• _SOURCE EXCERPT_:
Senator KERNOT —My question is directed to the Minister representing the Treasurer. I refer the minister to the 1994 Reserve Bank annual report. The report notes that the margins on variable rate home lending are `especially attractive' to banks, and that competition `so far has done little to whittle away these high returns'. Translated, I think that means that ordinary Australians are paying too much for home loans. The report goes on to say:

Interestingly, most banks have set and held similar rates on these loans.

If such a coincidence of pricing occurred in other industries, would it not be regarded as a little suspicious? Would the minister say that the Reserve Bank report has identified what could only be described as a market failure in the housing loan market? What is the government planning to do to back up the Prime Minister's call to the banks to absorb most of the interest rate rise in their margins?


Senator COOK —I thank Senator Kernot for a fair question, although I think it is a question that would repay a little more detailed reading of the Reserve Bank's annual report, with due respect to Senator Kernot. It happens that I do have some notes from the Treasurer on this very subject. Perhaps I should turn to them.

  To get a representative picture of banks' overall margins, it is necessary to look at average interest rates received and paid. It is not sufficient simply to subtract a deposit rate from a lending rate, as this does not take into account the long duration of loans and deposits. The figures quoted on new deposits, for example, do not reflect what a bank is still paying on its longstanding deposits which are often fixed at higher rates. A better measure is the banks' domestic interest rate spread. This is the difference between the average interest rate received on all loans and investments, including non-accrual loans, and the average interest rate paid on deposits, including non-interest bearing accounts.

• _DATA EXTRACT_:
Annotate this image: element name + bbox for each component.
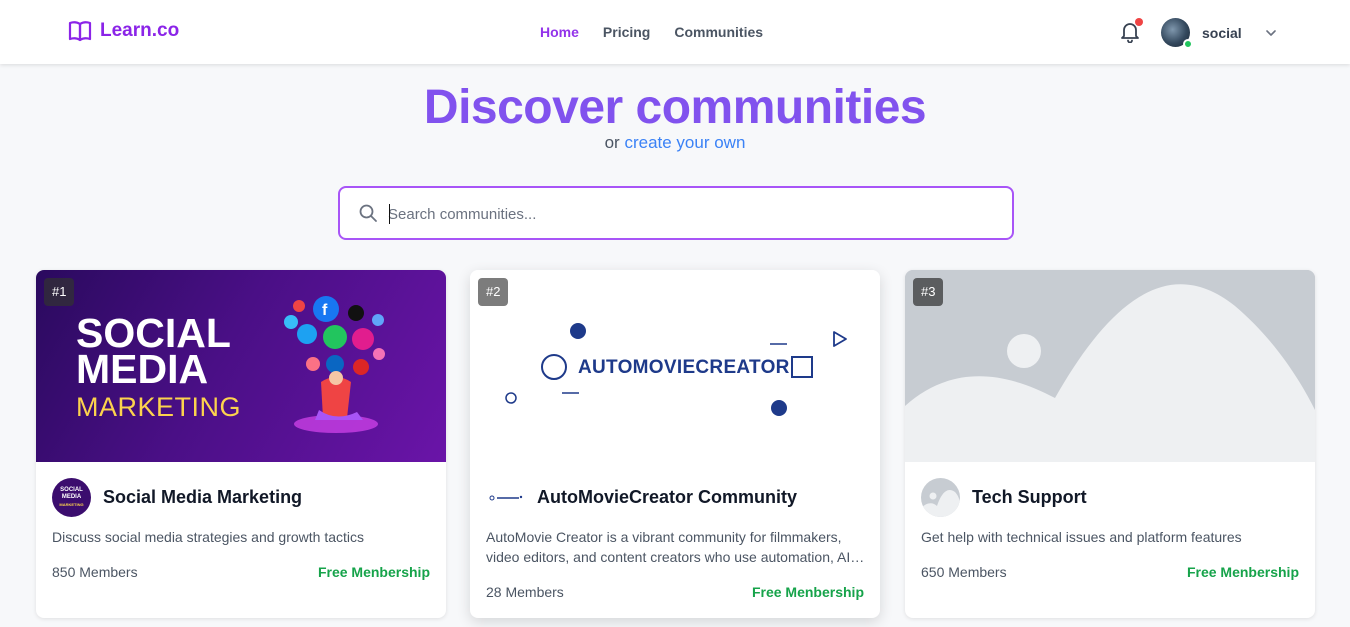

• _CHALLENGES_:
**a)** In the parliamentary exchange on home loan margins, how is the banks' domestic interest rate spread defined?
**b)** Carry on the parliamentary exchange on home loan margins from its final sentence.
The data bear no relation to the parliamentary exchange on home loan margins.

• _OUTPUTS FOR THE TASKS_:
**a)** It is the difference between the average interest rate received on all loans and investments, including non-accrual loans, and the average interest rate paid on deposits, including non-interest bearing accounts.

**b)**
  The Reserve Bank's annual report notes that there has been a slight downward trend in the margin between the average interest rate charged for loans and the average interest rate paid on deposits. That is a finding in the Reserve Bank's annual report that is supported by several other such examinations since 1990.

  The other factors in this consideration should be that all the banks, fairly uniformly, suffered a sharp fall in profits over the 1990s, badly affecting their shareholders. As well, housing rates in Australia are now at their lowest for many years, and obviously customers have clearly benefited from that. Housing rates have not moved upwards since the change in the cash rate of last week, so housing rates still are at the same levels as they were before.

  The next point I should make is that it is difficult to make accurate comparisons between banks' margins in Australia and those overseas, given the limited data and widely differing financial systems. Allowing for those differences, if we do make a best analysis of how we perform in our banking system compared to other countries, Australia comes in the middle of a comparative group of other countries.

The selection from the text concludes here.